■ **SHORT EXERCISE**: Look below for the line with "Extract all the data from this chart as JSON.", and from there restate every line word for word until the entries end.

(Dataset items)
## start
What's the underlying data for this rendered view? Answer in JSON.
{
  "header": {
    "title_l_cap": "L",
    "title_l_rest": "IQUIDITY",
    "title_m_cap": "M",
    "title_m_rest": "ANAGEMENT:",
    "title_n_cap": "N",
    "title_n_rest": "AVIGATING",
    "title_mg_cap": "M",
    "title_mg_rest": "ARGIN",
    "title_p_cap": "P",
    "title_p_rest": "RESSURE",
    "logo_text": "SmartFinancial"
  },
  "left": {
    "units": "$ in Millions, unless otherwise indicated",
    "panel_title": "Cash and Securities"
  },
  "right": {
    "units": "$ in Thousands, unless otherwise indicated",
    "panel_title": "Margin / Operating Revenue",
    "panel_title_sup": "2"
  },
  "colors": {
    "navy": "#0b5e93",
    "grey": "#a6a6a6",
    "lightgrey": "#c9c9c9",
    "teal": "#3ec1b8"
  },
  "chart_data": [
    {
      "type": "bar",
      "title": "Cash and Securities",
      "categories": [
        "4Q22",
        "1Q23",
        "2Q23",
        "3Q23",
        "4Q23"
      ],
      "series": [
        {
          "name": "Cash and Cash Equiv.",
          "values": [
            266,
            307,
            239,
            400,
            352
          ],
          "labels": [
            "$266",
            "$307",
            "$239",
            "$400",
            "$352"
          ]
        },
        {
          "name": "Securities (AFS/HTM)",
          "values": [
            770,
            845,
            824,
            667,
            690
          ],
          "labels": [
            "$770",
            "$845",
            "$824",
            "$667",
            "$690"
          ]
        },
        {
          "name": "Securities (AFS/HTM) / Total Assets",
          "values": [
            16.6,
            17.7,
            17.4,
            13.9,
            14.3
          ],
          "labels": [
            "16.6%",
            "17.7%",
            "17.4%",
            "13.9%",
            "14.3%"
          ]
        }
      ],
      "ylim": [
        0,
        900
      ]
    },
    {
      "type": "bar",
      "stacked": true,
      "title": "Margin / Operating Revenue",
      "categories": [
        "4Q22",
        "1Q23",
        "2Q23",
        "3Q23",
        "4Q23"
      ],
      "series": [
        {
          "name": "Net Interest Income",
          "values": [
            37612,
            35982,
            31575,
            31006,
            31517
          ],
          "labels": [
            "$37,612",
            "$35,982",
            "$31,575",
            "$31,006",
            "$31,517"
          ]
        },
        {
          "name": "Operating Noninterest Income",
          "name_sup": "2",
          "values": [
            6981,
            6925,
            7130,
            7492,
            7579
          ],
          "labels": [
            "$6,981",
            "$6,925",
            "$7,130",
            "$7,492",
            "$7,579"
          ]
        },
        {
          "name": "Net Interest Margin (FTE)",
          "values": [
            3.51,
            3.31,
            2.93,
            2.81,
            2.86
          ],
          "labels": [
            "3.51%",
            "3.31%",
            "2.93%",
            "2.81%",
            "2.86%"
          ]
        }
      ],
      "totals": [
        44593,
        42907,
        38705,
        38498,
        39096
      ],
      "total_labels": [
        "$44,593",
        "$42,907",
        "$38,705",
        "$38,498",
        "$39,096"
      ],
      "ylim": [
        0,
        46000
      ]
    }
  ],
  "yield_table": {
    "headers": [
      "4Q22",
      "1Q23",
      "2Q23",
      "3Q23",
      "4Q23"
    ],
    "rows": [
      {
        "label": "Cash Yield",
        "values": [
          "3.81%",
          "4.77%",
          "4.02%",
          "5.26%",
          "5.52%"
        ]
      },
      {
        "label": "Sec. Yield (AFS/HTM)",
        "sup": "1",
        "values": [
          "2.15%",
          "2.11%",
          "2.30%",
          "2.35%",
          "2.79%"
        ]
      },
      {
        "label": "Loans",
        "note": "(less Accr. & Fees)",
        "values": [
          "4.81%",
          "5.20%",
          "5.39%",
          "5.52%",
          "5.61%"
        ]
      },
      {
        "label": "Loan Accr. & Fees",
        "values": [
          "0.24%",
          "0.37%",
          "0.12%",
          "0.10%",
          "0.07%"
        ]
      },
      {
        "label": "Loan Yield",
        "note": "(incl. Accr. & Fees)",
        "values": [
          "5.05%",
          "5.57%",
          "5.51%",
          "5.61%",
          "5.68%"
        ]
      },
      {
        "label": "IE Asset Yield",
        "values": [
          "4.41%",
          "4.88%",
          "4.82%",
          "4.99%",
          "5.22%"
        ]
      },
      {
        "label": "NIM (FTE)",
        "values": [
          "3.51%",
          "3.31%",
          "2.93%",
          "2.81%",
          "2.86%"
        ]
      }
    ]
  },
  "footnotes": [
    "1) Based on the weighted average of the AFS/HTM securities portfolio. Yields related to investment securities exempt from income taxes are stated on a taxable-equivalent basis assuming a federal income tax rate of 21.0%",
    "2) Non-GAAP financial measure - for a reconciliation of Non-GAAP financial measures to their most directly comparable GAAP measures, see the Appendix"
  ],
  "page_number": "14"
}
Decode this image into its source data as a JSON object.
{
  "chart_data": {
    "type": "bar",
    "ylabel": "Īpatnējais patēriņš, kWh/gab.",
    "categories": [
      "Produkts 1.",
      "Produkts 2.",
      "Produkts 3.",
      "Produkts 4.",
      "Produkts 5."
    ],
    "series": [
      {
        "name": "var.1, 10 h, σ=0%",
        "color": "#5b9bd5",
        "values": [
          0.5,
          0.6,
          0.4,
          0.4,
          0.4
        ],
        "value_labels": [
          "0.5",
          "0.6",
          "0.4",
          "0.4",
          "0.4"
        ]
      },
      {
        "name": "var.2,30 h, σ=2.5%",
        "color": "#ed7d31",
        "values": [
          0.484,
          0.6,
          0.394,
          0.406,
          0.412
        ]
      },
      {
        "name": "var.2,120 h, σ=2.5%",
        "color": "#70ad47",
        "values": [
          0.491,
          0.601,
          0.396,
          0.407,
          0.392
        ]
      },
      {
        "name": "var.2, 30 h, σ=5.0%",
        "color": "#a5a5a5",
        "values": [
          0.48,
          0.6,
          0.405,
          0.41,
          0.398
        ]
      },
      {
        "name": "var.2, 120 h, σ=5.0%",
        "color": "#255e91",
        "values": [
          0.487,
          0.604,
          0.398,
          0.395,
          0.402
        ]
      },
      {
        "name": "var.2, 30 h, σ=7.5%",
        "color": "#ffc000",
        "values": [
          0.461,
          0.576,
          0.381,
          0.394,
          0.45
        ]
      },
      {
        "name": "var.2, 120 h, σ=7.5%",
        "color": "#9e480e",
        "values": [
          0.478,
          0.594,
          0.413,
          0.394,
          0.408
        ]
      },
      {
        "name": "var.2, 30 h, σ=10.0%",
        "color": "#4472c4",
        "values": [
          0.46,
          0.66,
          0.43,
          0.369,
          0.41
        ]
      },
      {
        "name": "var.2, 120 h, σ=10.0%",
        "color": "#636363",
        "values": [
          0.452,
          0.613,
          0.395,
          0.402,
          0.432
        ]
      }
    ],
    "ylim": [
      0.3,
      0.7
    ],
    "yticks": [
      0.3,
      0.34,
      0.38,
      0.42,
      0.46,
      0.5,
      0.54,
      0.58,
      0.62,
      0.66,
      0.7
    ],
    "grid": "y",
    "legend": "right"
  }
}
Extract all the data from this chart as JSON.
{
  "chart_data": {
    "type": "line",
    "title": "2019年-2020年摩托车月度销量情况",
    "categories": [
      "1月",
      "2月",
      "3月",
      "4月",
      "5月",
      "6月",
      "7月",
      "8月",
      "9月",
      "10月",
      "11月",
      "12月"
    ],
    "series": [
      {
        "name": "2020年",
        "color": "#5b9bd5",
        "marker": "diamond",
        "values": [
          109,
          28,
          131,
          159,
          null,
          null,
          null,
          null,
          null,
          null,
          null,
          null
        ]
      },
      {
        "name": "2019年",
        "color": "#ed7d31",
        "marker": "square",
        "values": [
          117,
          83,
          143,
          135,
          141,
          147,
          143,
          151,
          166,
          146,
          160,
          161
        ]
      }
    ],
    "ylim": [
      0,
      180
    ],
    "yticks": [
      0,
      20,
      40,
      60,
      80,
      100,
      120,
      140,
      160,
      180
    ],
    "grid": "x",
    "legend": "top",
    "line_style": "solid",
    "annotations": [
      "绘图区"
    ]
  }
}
## end
■ **RESULT BELOW**:
Extract all the data from this chart as JSON.
{
  "chart_data": {
    "type": "line",
    "title": "2019年-2020年摩托车月度销量情况",
    "categories": [
      "1月",
      "2月",
      "3月",
      "4月",
      "5月",
      "6月",
      "7月",
      "8月",
      "9月",
      "10月",
      "11月",
      "12月"
    ],
    "series": [
      {
        "name": "2020年",
        "color": "#5b9bd5",
        "marker": "diamond",
        "values": [
          109,
          28,
          131,
          159,
          null,
          null,
          null,
          null,
          null,
          null,
          null,
          null
        ]
      },
      {
        "name": "2019年",
        "color": "#ed7d31",
        "marker": "square",
        "values": [
          117,
          83,
          143,
          135,
          141,
          147,
          143,
          151,
          166,
          146,
          160,
          161
        ]
      }
    ],
    "ylim": [
      0,
      180
    ],
    "yticks": [
      0,
      20,
      40,
      60,
      80,
      100,
      120,
      140,
      160,
      180
    ],
    "grid": "x",
    "legend": "top",
    "line_style": "solid",
    "annotations": [
      "绘图区"
    ]
  }
}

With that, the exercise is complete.